- WHAT IS REQUIRED -
Reproduce the entire listing word for word.

- DATA EXCERPTS -
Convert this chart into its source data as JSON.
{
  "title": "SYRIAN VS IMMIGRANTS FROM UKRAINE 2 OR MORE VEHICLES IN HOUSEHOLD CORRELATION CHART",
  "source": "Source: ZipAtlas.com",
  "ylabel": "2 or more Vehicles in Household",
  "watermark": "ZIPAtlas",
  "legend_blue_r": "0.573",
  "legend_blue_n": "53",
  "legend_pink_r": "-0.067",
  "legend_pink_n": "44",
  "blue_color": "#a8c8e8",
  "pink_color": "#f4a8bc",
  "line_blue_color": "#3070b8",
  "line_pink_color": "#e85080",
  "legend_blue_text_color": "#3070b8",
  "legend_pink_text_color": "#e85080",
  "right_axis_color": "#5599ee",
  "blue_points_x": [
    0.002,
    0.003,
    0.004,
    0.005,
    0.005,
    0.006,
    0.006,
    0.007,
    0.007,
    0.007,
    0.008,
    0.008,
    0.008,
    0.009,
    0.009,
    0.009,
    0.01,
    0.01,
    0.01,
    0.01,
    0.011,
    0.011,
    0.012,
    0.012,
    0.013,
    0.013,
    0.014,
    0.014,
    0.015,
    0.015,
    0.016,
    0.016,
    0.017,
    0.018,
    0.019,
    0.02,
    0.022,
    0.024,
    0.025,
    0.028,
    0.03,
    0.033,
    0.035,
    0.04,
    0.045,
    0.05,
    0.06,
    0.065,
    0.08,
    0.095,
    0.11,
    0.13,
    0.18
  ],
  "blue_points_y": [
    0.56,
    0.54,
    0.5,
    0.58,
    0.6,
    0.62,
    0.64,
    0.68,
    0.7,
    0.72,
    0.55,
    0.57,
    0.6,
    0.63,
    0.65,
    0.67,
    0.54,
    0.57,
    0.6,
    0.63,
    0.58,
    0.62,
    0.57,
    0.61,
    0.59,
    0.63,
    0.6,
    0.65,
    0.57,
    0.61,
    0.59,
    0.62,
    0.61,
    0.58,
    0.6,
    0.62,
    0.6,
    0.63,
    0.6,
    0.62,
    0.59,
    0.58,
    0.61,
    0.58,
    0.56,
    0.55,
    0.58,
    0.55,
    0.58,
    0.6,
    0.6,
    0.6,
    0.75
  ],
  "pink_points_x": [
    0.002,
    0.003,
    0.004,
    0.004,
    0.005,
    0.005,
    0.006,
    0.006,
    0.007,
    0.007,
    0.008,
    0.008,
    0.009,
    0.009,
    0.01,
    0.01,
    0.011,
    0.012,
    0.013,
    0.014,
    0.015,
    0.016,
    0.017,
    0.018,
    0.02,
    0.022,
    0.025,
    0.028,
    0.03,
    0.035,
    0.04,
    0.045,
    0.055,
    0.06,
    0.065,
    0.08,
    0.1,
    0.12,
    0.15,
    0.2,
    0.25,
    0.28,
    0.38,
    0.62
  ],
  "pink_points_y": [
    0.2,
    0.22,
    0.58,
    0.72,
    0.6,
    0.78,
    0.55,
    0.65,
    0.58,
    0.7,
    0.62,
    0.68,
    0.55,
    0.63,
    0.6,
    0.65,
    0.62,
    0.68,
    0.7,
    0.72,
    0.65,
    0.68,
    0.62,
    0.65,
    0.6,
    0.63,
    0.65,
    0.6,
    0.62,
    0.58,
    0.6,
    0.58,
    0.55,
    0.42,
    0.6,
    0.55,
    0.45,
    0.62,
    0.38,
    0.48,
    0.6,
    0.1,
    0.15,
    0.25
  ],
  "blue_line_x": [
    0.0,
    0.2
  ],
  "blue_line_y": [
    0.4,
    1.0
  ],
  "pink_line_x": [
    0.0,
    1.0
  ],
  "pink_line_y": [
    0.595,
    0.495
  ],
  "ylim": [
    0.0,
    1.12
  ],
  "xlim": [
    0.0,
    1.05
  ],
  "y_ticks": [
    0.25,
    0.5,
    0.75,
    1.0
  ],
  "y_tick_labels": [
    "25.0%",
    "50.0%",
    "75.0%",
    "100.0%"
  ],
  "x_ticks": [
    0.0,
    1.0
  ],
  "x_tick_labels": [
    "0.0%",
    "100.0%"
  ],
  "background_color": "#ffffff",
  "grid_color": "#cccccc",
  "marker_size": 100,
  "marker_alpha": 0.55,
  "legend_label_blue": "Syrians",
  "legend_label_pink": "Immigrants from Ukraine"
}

- PROBLEM SOLUTION -
Convert this chart into its source data as JSON.
{
  "title": "SYRIAN VS IMMIGRANTS FROM UKRAINE 2 OR MORE VEHICLES IN HOUSEHOLD CORRELATION CHART",
  "source": "Source: ZipAtlas.com",
  "ylabel": "2 or more Vehicles in Household",
  "watermark": "ZIPAtlas",
  "legend_blue_r": "0.573",
  "legend_blue_n": "53",
  "legend_pink_r": "-0.067",
  "legend_pink_n": "44",
  "blue_color": "#a8c8e8",
  "pink_color": "#f4a8bc",
  "line_blue_color": "#3070b8",
  "line_pink_color": "#e85080",
  "legend_blue_text_color": "#3070b8",
  "legend_pink_text_color": "#e85080",
  "right_axis_color": "#5599ee",
  "blue_points_x": [
    0.002,
    0.003,
    0.004,
    0.005,
    0.005,
    0.006,
    0.006,
    0.007,
    0.007,
    0.007,
    0.008,
    0.008,
    0.008,
    0.009,
    0.009,
    0.009,
    0.01,
    0.01,
    0.01,
    0.01,
    0.011,
    0.011,
    0.012,
    0.012,
    0.013,
    0.013,
    0.014,
    0.014,
    0.015,
    0.015,
    0.016,
    0.016,
    0.017,
    0.018,
    0.019,
    0.02,
    0.022,
    0.024,
    0.025,
    0.028,
    0.03,
    0.033,
    0.035,
    0.04,
    0.045,
    0.05,
    0.06,
    0.065,
    0.08,
    0.095,
    0.11,
    0.13,
    0.18
  ],
  "blue_points_y": [
    0.56,
    0.54,
    0.5,
    0.58,
    0.6,
    0.62,
    0.64,
    0.68,
    0.7,
    0.72,
    0.55,
    0.57,
    0.6,
    0.63,
    0.65,
    0.67,
    0.54,
    0.57,
    0.6,
    0.63,
    0.58,
    0.62,
    0.57,
    0.61,
    0.59,
    0.63,
    0.6,
    0.65,
    0.57,
    0.61,
    0.59,
    0.62,
    0.61,
    0.58,
    0.6,
    0.62,
    0.6,
    0.63,
    0.6,
    0.62,
    0.59,
    0.58,
    0.61,
    0.58,
    0.56,
    0.55,
    0.58,
    0.55,
    0.58,
    0.6,
    0.6,
    0.6,
    0.75
  ],
  "pink_points_x": [
    0.002,
    0.003,
    0.004,
    0.004,
    0.005,
    0.005,
    0.006,
    0.006,
    0.007,
    0.007,
    0.008,
    0.008,
    0.009,
    0.009,
    0.01,
    0.01,
    0.011,
    0.012,
    0.013,
    0.014,
    0.015,
    0.016,
    0.017,
    0.018,
    0.02,
    0.022,
    0.025,
    0.028,
    0.03,
    0.035,
    0.04,
    0.045,
    0.055,
    0.06,
    0.065,
    0.08,
    0.1,
    0.12,
    0.15,
    0.2,
    0.25,
    0.28,
    0.38,
    0.62
  ],
  "pink_points_y": [
    0.2,
    0.22,
    0.58,
    0.72,
    0.6,
    0.78,
    0.55,
    0.65,
    0.58,
    0.7,
    0.62,
    0.68,
    0.55,
    0.63,
    0.6,
    0.65,
    0.62,
    0.68,
    0.7,
    0.72,
    0.65,
    0.68,
    0.62,
    0.65,
    0.6,
    0.63,
    0.65,
    0.6,
    0.62,
    0.58,
    0.6,
    0.58,
    0.55,
    0.42,
    0.6,
    0.55,
    0.45,
    0.62,
    0.38,
    0.48,
    0.6,
    0.1,
    0.15,
    0.25
  ],
  "blue_line_x": [
    0.0,
    0.2
  ],
  "blue_line_y": [
    0.4,
    1.0
  ],
  "pink_line_x": [
    0.0,
    1.0
  ],
  "pink_line_y": [
    0.595,
    0.495
  ],
  "ylim": [
    0.0,
    1.12
  ],
  "xlim": [
    0.0,
    1.05
  ],
  "y_ticks": [
    0.25,
    0.5,
    0.75,
    1.0
  ],
  "y_tick_labels": [
    "25.0%",
    "50.0%",
    "75.0%",
    "100.0%"
  ],
  "x_ticks": [
    0.0,
    1.0
  ],
  "x_tick_labels": [
    "0.0%",
    "100.0%"
  ],
  "background_color": "#ffffff",
  "grid_color": "#cccccc",
  "marker_size": 100,
  "marker_alpha": 0.55,
  "legend_label_blue": "Syrians",
  "legend_label_pink": "Immigrants from Ukraine"
}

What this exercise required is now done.